LeBlanc, a landscape architect, and Monnahan, an architect, whose firms, LeBlanc Jones Landscape Architects and Kelly Monnahan Design, are in the same office in Boston’s South End, designed the 3,500-square-foot main house in 2001 after renting houses on Outer Cape Cod for years. In 2007, they completed their master plan by adding a pool, gardens, and a 1,750-square-foot guesthouse because, says Monnahan, “Our family grew and we love when people stay.” That their family is scattered around the globe gives more weight to this spot as a gathering place. “Kelly’s brother and two nephews live in Europe, and his sister and her family live in Seattle,” says LeBlanc. “My family is in Louisiana. It’s rare that New England is at the center, but it is.”
The houses, plus a small art studio added for LeBlanc in 2013, all built by Pratt Construction of Marstons Mills, Massachusetts, are fully in tune with each other, proving that when two design professionals live together and combine their talents, magic happens. “We overlap a lot,” says LeBlanc about their landscape and architecture backgrounds. But, “at the extremes of each of our fields, we defer. Though we do talk about it together.”
The guesthouse, with a living space, kitchenette, three bedrooms, and a bathroom on the second floor plus another bathroom and a laundry area next to the garage on the first floor, provides the space needed for family visits as well as the functionality of a pool house. Monnahan designed the building’s roof to cover part of the mahogany walkway — a path lined with a garden wall sheathed in white cedar shingles (to match both buildings) — that connects the driveway, pool, garden, bluestone terrace, and main house.

**Problem to solve**. Quote the passage about the Cape Cod houses above, beginning at the words "The guesthouse, with" and stopping after "and main house.".

**Information shown**.
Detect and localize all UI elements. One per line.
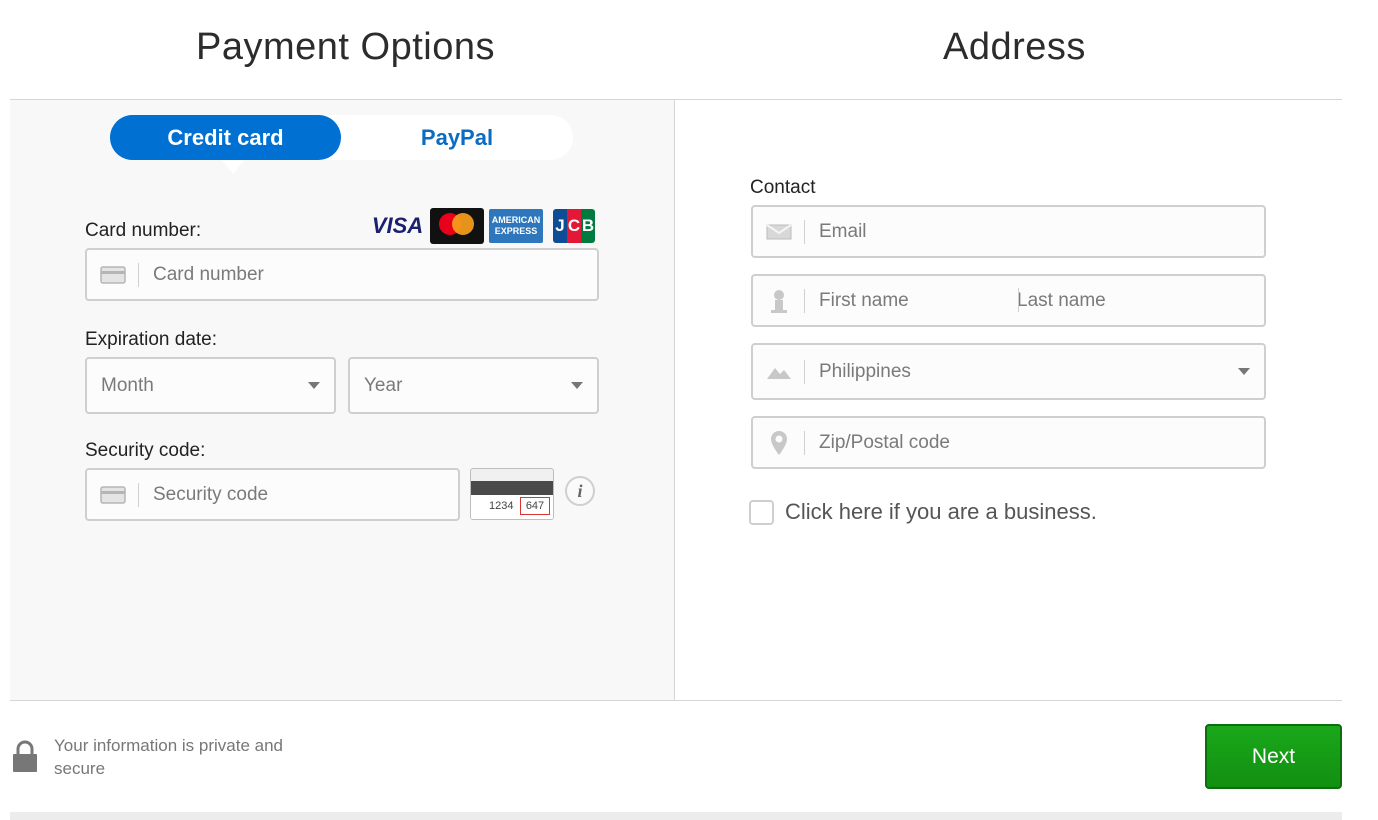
amex-logo-line2: EXPRESS [494, 226, 538, 236]
card-number-field[interactable] [85, 248, 599, 301]
bottom-shadow [10, 812, 1342, 820]
tab-paypal[interactable]: PayPal [341, 115, 573, 160]
jcb-letter-c: C [567, 209, 581, 243]
checkout-window: Payment Options Address Credit card PayP… [10, 0, 1342, 812]
security-code-input[interactable] [139, 483, 458, 506]
security-code-field[interactable] [85, 468, 460, 521]
visa-logo: VISA [371, 213, 424, 238]
security-code-label: Security code: [85, 440, 206, 461]
expiration-date-label: Expiration date: [85, 329, 218, 350]
card-number-input[interactable] [139, 263, 597, 286]
card-number-label: Card number: [85, 220, 202, 241]
last-name-input[interactable] [1005, 289, 1245, 312]
toggle-pointer [222, 160, 244, 174]
year-select-value: Year [364, 374, 403, 396]
info-icon[interactable]: i [565, 476, 595, 506]
amex-logo: AMERICAN EXPRESS [489, 209, 543, 243]
email-field[interactable] [751, 205, 1266, 258]
secure-info-text: Your information is private and secure [54, 736, 284, 778]
address-panel: Contact Philippines [675, 100, 1342, 700]
jcb-letter-b: B [581, 209, 595, 243]
zip-code-input[interactable] [805, 431, 1264, 454]
envelope-icon [753, 219, 805, 244]
payment-panel: Credit card PayPal Card number: VISA AME… [10, 100, 675, 700]
first-name-input[interactable] [805, 289, 1005, 312]
business-checkbox-label[interactable]: Click here if you are a business. [785, 499, 1097, 525]
country-select[interactable]: Philippines [751, 343, 1266, 400]
amex-logo-line1: AMERICAN [491, 215, 541, 225]
footer-divider [10, 700, 1342, 701]
header: Payment Options Address [10, 0, 1342, 100]
cvv-example-card-image: 1234 647 [470, 468, 554, 520]
email-input[interactable] [805, 220, 1264, 243]
person-icon [753, 288, 805, 313]
cvv-example-number: 1234 [489, 500, 514, 512]
tab-credit-card[interactable]: Credit card [110, 115, 341, 160]
credit-card-icon [87, 262, 139, 287]
mastercard-logo [430, 208, 484, 244]
payment-options-title: Payment Options [196, 26, 495, 68]
month-select-value: Month [101, 374, 154, 396]
next-button[interactable]: Next [1205, 724, 1342, 789]
jcb-letter-j: J [553, 209, 567, 243]
map-pin-icon [753, 430, 805, 455]
zip-code-field[interactable] [751, 416, 1266, 469]
card-logos: VISA AMERICAN EXPRESS J C B [370, 208, 595, 244]
lock-icon [13, 740, 37, 772]
jcb-logo: J C B [553, 209, 595, 243]
credit-card-icon [87, 482, 139, 507]
chevron-down-icon [308, 382, 320, 389]
month-select[interactable]: Month [85, 357, 336, 414]
payment-method-toggle: Credit card PayPal [110, 115, 573, 160]
cvv-example-code: 647 [520, 497, 550, 515]
name-divider [1018, 288, 1019, 312]
mountain-icon [753, 359, 805, 384]
address-title: Address [943, 26, 1086, 68]
business-checkbox[interactable] [749, 499, 774, 525]
name-field [751, 274, 1266, 327]
contact-label: Contact [750, 177, 816, 198]
business-checkbox-row[interactable]: Click here if you are a business. [749, 499, 1097, 525]
year-select[interactable]: Year [348, 357, 599, 414]
chevron-down-icon [1238, 368, 1250, 375]
chevron-down-icon [571, 382, 583, 389]
country-select-value: Philippines [819, 360, 911, 382]
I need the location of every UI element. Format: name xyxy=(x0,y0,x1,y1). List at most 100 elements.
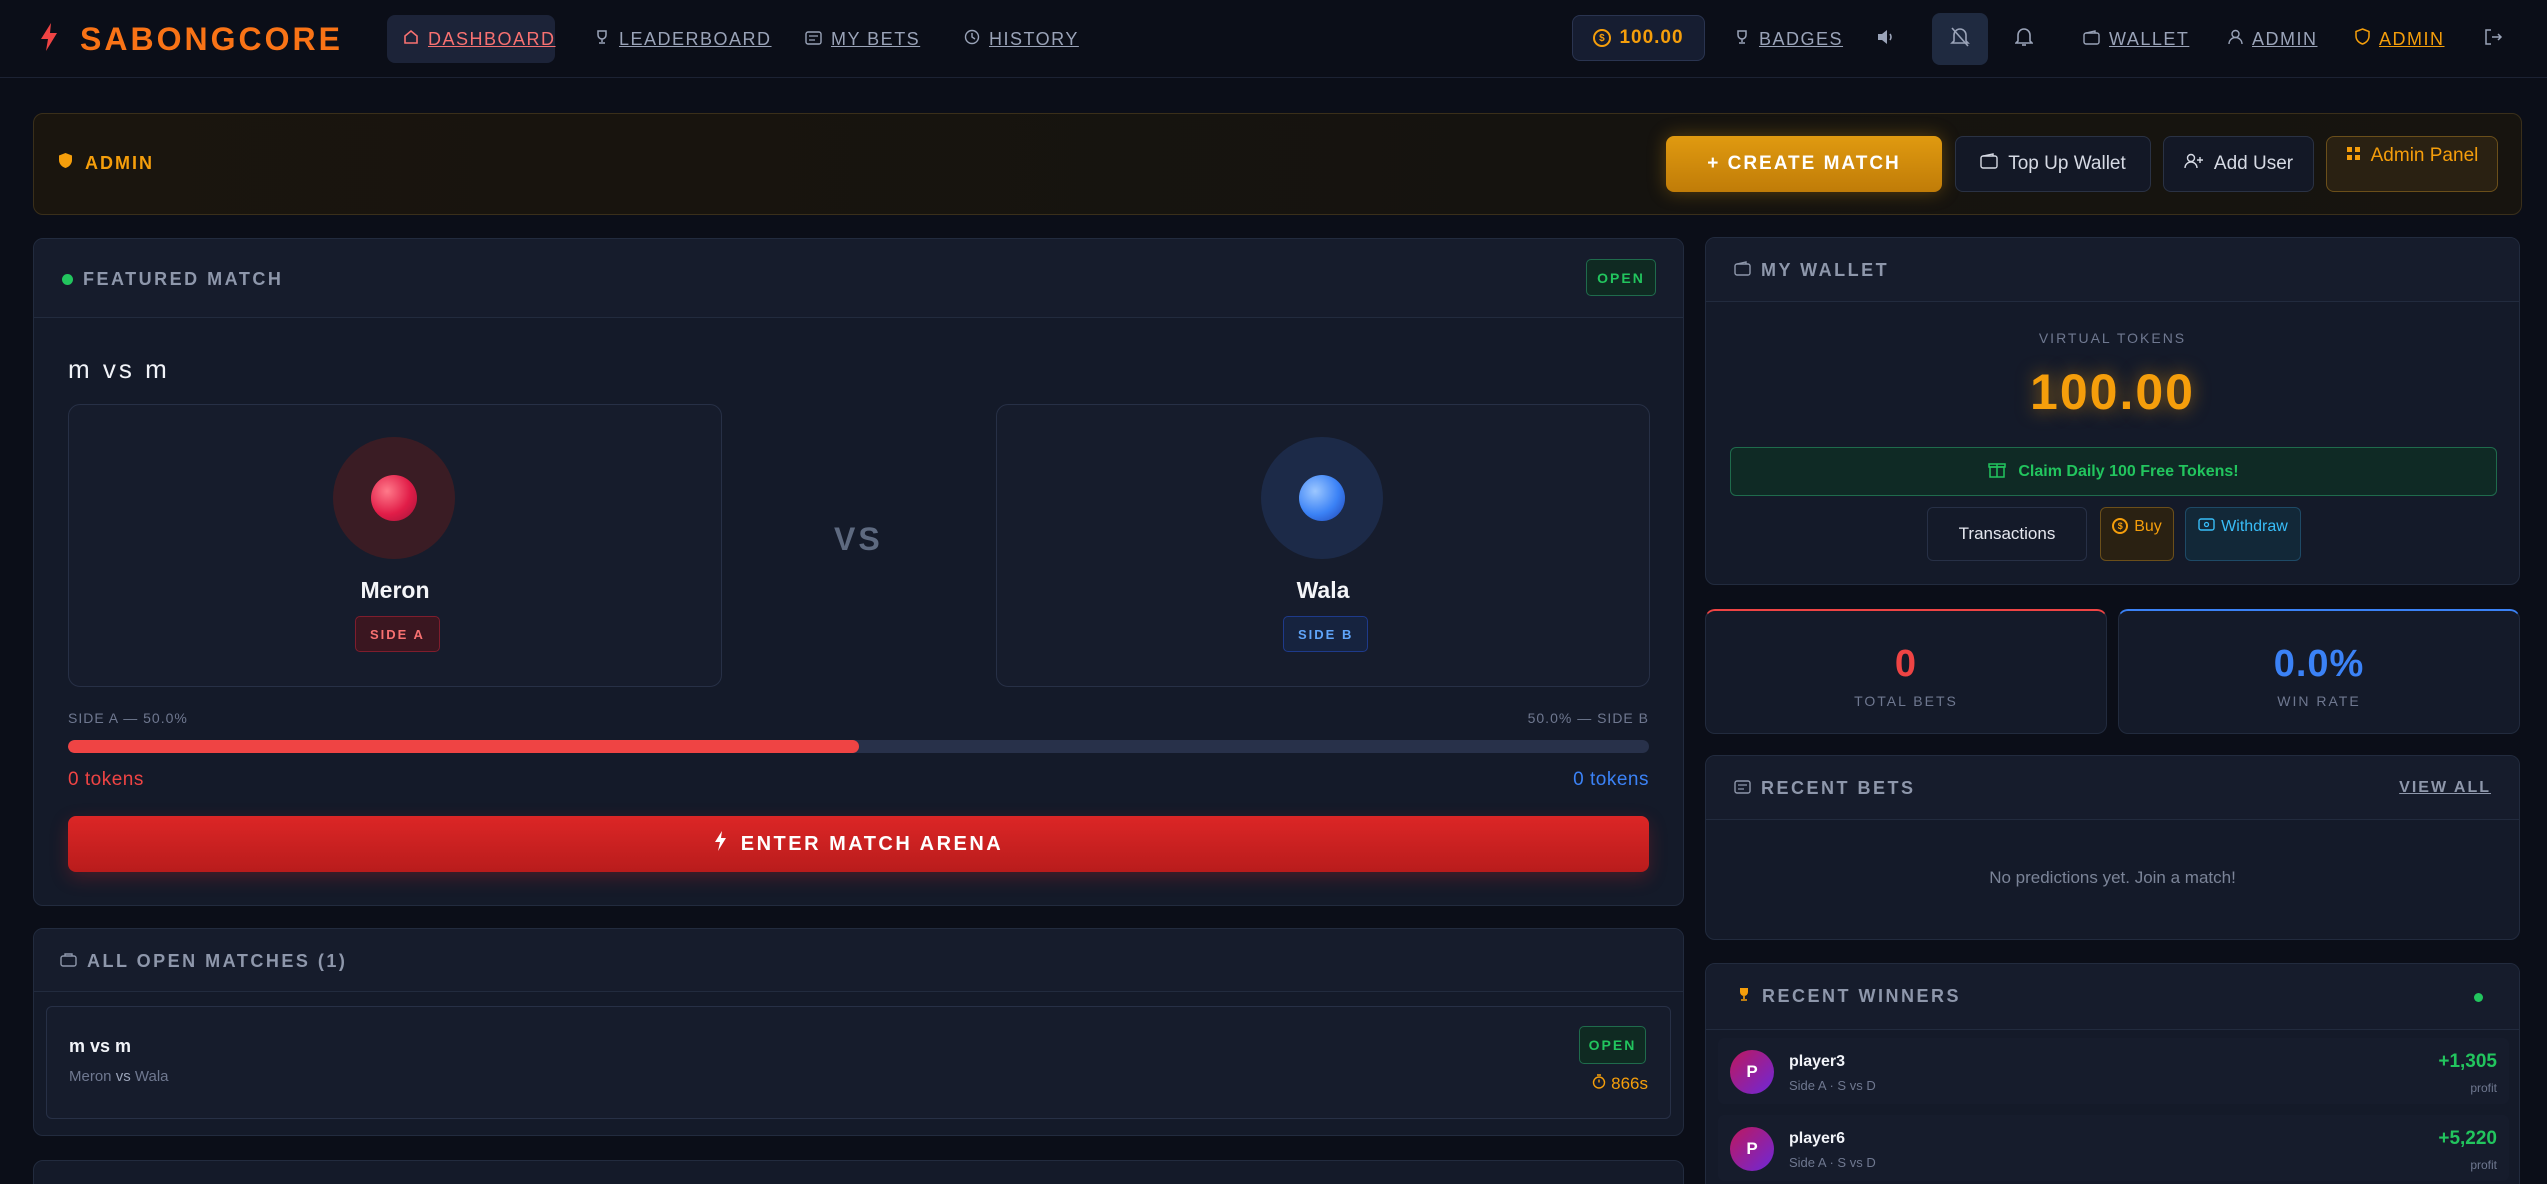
brand[interactable]: SABONGCORE xyxy=(40,20,343,58)
transactions-button[interactable]: Transactions xyxy=(1927,507,2087,561)
nav-admin[interactable]: ADMIN xyxy=(2339,15,2461,63)
notifications-muted-button[interactable] xyxy=(1932,13,1988,65)
red-orb-icon xyxy=(371,475,417,521)
side-b-tokens: 0 tokens xyxy=(1573,769,1649,790)
bolt-icon xyxy=(714,831,727,857)
fighter-orb-b xyxy=(1261,437,1383,559)
open-match-timer: 866s xyxy=(1592,1074,1648,1094)
nav-badges-label: BADGES xyxy=(1759,28,1844,49)
win-rate-card: 0.0% WIN RATE xyxy=(2118,609,2520,734)
fighter-name-b: Wala xyxy=(1296,577,1350,603)
open-matches-heading: ALL OPEN MATCHES (1) xyxy=(87,951,348,971)
admin-panel-button[interactable]: Admin Panel xyxy=(2326,136,2498,192)
winner-amount: +5,220 xyxy=(2438,1128,2497,1149)
open-match-title: m vs m xyxy=(69,1036,132,1056)
recent-winners-card: RECENT WINNERS P player3 Side A · S vs D… xyxy=(1705,963,2520,1184)
match-title: m vs m xyxy=(68,354,170,384)
gift-icon xyxy=(1988,460,2007,483)
user-plus-icon xyxy=(2184,153,2204,175)
winner-row[interactable]: P player3 Side A · S vs D +1,305 profit xyxy=(1718,1038,2509,1104)
withdraw-button[interactable]: Withdraw xyxy=(2185,507,2301,561)
nav-admin-label: ADMIN xyxy=(2379,28,2445,49)
shield-icon xyxy=(2355,28,2370,50)
fighter-name-a: Meron xyxy=(360,577,430,603)
bet-split-bar xyxy=(68,740,1649,753)
winner-name: player6 xyxy=(1789,1130,1846,1147)
fighter-card-side-b[interactable]: Wala SIDE B xyxy=(996,404,1650,687)
nav-user[interactable]: ADMIN xyxy=(2212,15,2334,63)
enter-match-arena-label: ENTER MATCH ARENA xyxy=(740,832,1004,855)
open-match-side-a: Meron xyxy=(69,1068,112,1085)
nav-badges[interactable]: BADGES xyxy=(1718,15,1859,63)
side-a-percentage: SIDE A — 50.0% xyxy=(68,710,188,726)
top-up-wallet-button[interactable]: Top Up Wallet xyxy=(1955,136,2151,192)
logout-button[interactable] xyxy=(2469,15,2517,63)
open-matches-card: ALL OPEN MATCHES (1) m vs m Meron vs Wal… xyxy=(33,928,1684,1136)
status-badge: OPEN xyxy=(1586,259,1656,296)
side-b-percentage: 50.0% — SIDE B xyxy=(1527,710,1649,726)
nav-leaderboard[interactable]: LEADERBOARD xyxy=(578,15,788,63)
enter-match-arena-button[interactable]: ENTER MATCH ARENA xyxy=(68,816,1649,872)
create-match-button[interactable]: + CREATE MATCH xyxy=(1666,136,1942,192)
withdraw-label: Withdraw xyxy=(2221,518,2288,535)
nav-wallet-label: WALLET xyxy=(2109,28,2190,49)
recent-bets-card: RECENT BETS VIEW ALL No predictions yet.… xyxy=(1705,755,2520,940)
claim-daily-tokens-button[interactable]: Claim Daily 100 Free Tokens! xyxy=(1730,447,2497,496)
speaker-icon xyxy=(1876,28,1896,51)
open-match-status-badge: OPEN xyxy=(1579,1026,1646,1064)
wallet-balance-pill[interactable]: $ 100.00 xyxy=(1572,15,1705,61)
wallet-header: MY WALLET xyxy=(1706,238,2519,302)
buy-button[interactable]: $ Buy xyxy=(2100,507,2174,561)
top-navbar: SABONGCORE DASHBOARD LEADERBOARD MY BETS… xyxy=(0,0,2547,78)
sound-button[interactable] xyxy=(1862,15,1910,63)
winner-row[interactable]: P player6 Side A · S vs D +5,220 profit xyxy=(1718,1115,2509,1181)
win-rate-value: 0.0% xyxy=(2273,643,2365,685)
nav-history[interactable]: HISTORY xyxy=(948,15,1095,63)
recent-bets-heading: RECENT BETS xyxy=(1761,778,1916,798)
add-user-button[interactable]: Add User xyxy=(2163,136,2314,192)
receipt-icon xyxy=(805,29,822,50)
recent-winners-heading: RECENT WINNERS xyxy=(1762,986,1962,1006)
winner-amount: +1,305 xyxy=(2438,1051,2497,1072)
cash-icon xyxy=(2198,518,2215,536)
recent-winners-title-group: RECENT WINNERS xyxy=(1736,986,1961,1007)
admin-label-group: ADMIN xyxy=(58,152,154,174)
user-icon xyxy=(2228,29,2243,50)
bell-off-icon xyxy=(1950,26,1970,53)
avatar: P xyxy=(1730,1127,1774,1171)
recent-winners-header: RECENT WINNERS xyxy=(1706,964,2519,1030)
coin-icon: $ xyxy=(1593,29,1612,47)
side-a-tokens: 0 tokens xyxy=(68,769,144,790)
wallet-title-group: MY WALLET xyxy=(1734,260,1889,281)
fighter-card-side-a[interactable]: Meron SIDE A xyxy=(68,404,722,687)
view-all-link[interactable]: VIEW ALL xyxy=(2399,779,2491,797)
brand-name: SABONGCORE xyxy=(80,20,343,57)
open-match-sides: Meron vs Wala xyxy=(69,1068,169,1085)
winner-amount-unit: profit xyxy=(2470,1081,2497,1095)
claim-daily-tokens-label: Claim Daily 100 Free Tokens! xyxy=(2018,462,2239,480)
winner-detail: Side A · S vs D xyxy=(1789,1155,1876,1170)
total-bets-label: TOTAL BETS xyxy=(1854,693,1958,709)
recent-bets-title-group: RECENT BETS xyxy=(1734,778,1916,799)
trophy-icon xyxy=(1736,986,1752,1007)
add-user-label: Add User xyxy=(2213,153,2294,174)
nav-dashboard[interactable]: DASHBOARD xyxy=(387,15,555,63)
nav-wallet[interactable]: WALLET xyxy=(2067,15,2205,63)
trophy-icon xyxy=(594,29,610,50)
open-match-row[interactable]: m vs m Meron vs Wala OPEN 866s xyxy=(46,1006,1671,1119)
bell-icon xyxy=(2014,27,2034,52)
home-icon xyxy=(403,29,419,50)
nav-my-bets[interactable]: MY BETS xyxy=(789,15,936,63)
open-matches-title-group: ALL OPEN MATCHES (1) xyxy=(60,951,347,972)
open-match-vs: vs xyxy=(115,1068,131,1085)
my-wallet-card: MY WALLET VIRTUAL TOKENS 100.00 Claim Da… xyxy=(1705,237,2520,585)
recent-bets-empty: No predictions yet. Join a match! xyxy=(1989,868,2236,887)
avatar: P xyxy=(1730,1050,1774,1094)
live-dot-icon xyxy=(2474,993,2483,1002)
wallet-icon xyxy=(2083,29,2100,50)
shield-icon xyxy=(58,152,73,174)
wallet-heading: MY WALLET xyxy=(1761,260,1890,280)
grid-icon xyxy=(2346,145,2361,167)
notifications-button[interactable] xyxy=(2000,15,2048,63)
coin-icon: $ xyxy=(2112,518,2129,534)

**Finished task**.
The guesthouse, with a living space, kitchenette, three bedrooms, and a bathroom on the second floor plus another bathroom and a laundry area next to the garage on the first floor, provides the space needed for family visits as well as the functionality of a pool house. Monnahan designed the building’s roof to cover part of the mahogany walkway — a path lined with a garden wall sheathed in white cedar shingles (to match both buildings) — that connects the driveway, pool, garden, bluestone terrace, and main house.